Omit all images. Transcribe the rest of the material below exactly.
START Task input
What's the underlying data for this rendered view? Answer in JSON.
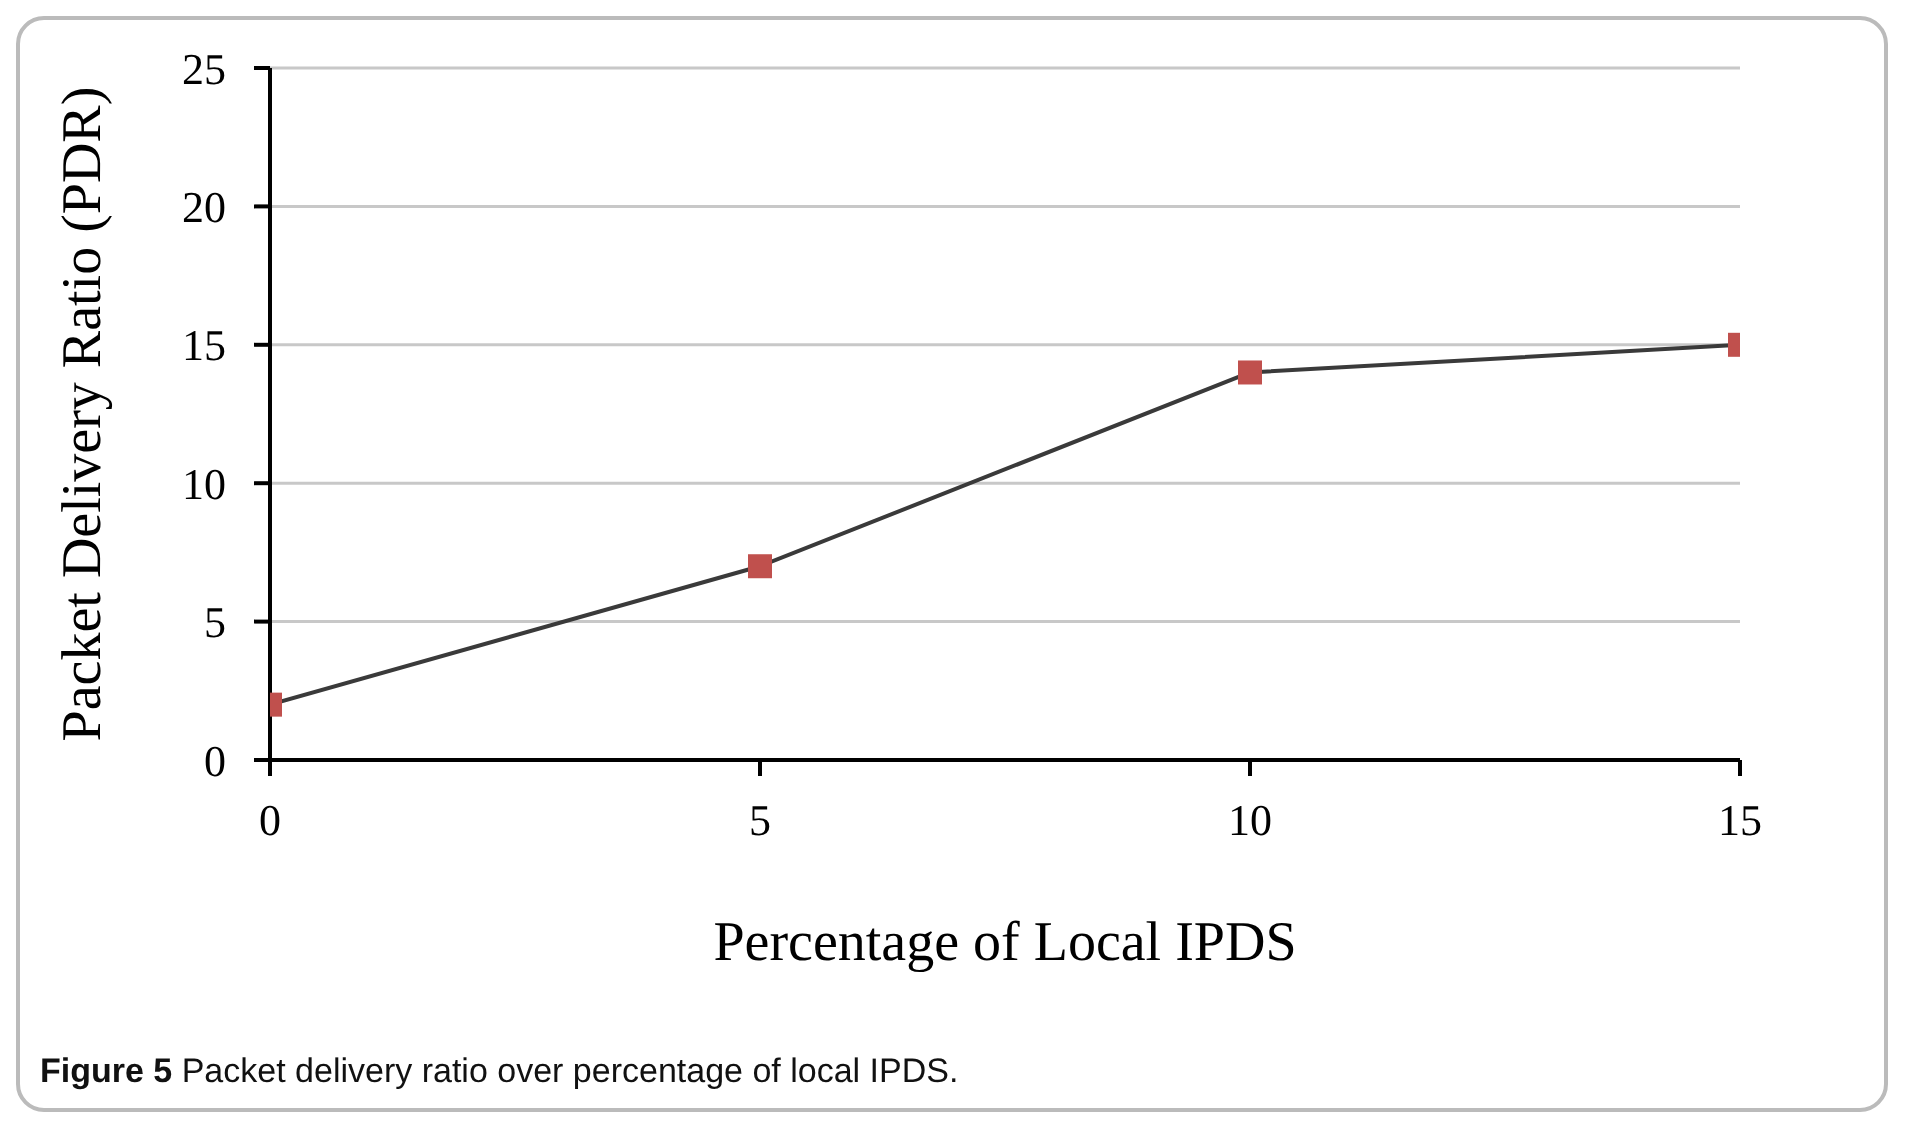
{
  "chart_data": {
    "type": "line",
    "xlabel": "Percentage of Local IPDS",
    "ylabel": "Packet Delivery Ratio (PDR)",
    "x": [
      0,
      5,
      10,
      15
    ],
    "series": [
      {
        "color": "#3a3a3a",
        "colors": [
          "#c0504d",
          "#c0504d",
          "#c0504d",
          "#c0504d"
        ],
        "values": [
          2,
          7,
          14,
          15
        ]
      }
    ],
    "xlim": [
      0,
      15
    ],
    "xticks": [
      0,
      5,
      10,
      15
    ],
    "ylim": [
      0,
      25
    ],
    "yticks": [
      0,
      5,
      10,
      15,
      20,
      25
    ],
    "grid": "y",
    "marker": "square",
    "line_style": "solid",
    "legend": false,
    "annotations": [
      "Figure 5 Packet delivery ratio over percentage of local IPDS."
    ]
  }
}
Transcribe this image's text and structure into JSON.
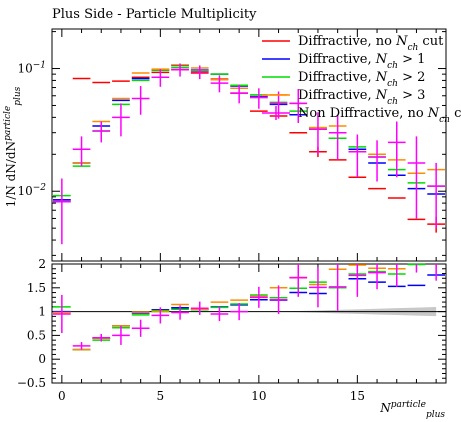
END Task input
Response to this exercise:
What's the underlying data for this rendered view? Answer in JSON.
{
  "chart_data": {
    "type": "line",
    "xlabel": "Percentage of Local IPDS",
    "ylabel": "Packet Delivery Ratio (PDR)",
    "x": [
      0,
      5,
      10,
      15
    ],
    "series": [
      {
        "color": "#3a3a3a",
        "colors": [
          "#c0504d",
          "#c0504d",
          "#c0504d",
          "#c0504d"
        ],
        "values": [
          2,
          7,
          14,
          15
        ]
      }
    ],
    "xlim": [
      0,
      15
    ],
    "xticks": [
      0,
      5,
      10,
      15
    ],
    "ylim": [
      0,
      25
    ],
    "yticks": [
      0,
      5,
      10,
      15,
      20,
      25
    ],
    "grid": "y",
    "marker": "square",
    "line_style": "solid",
    "legend": false,
    "annotations": [
      "Figure 5 Packet delivery ratio over percentage of local IPDS."
    ]
  }
}
Transcribe this image's text and structure into JSON.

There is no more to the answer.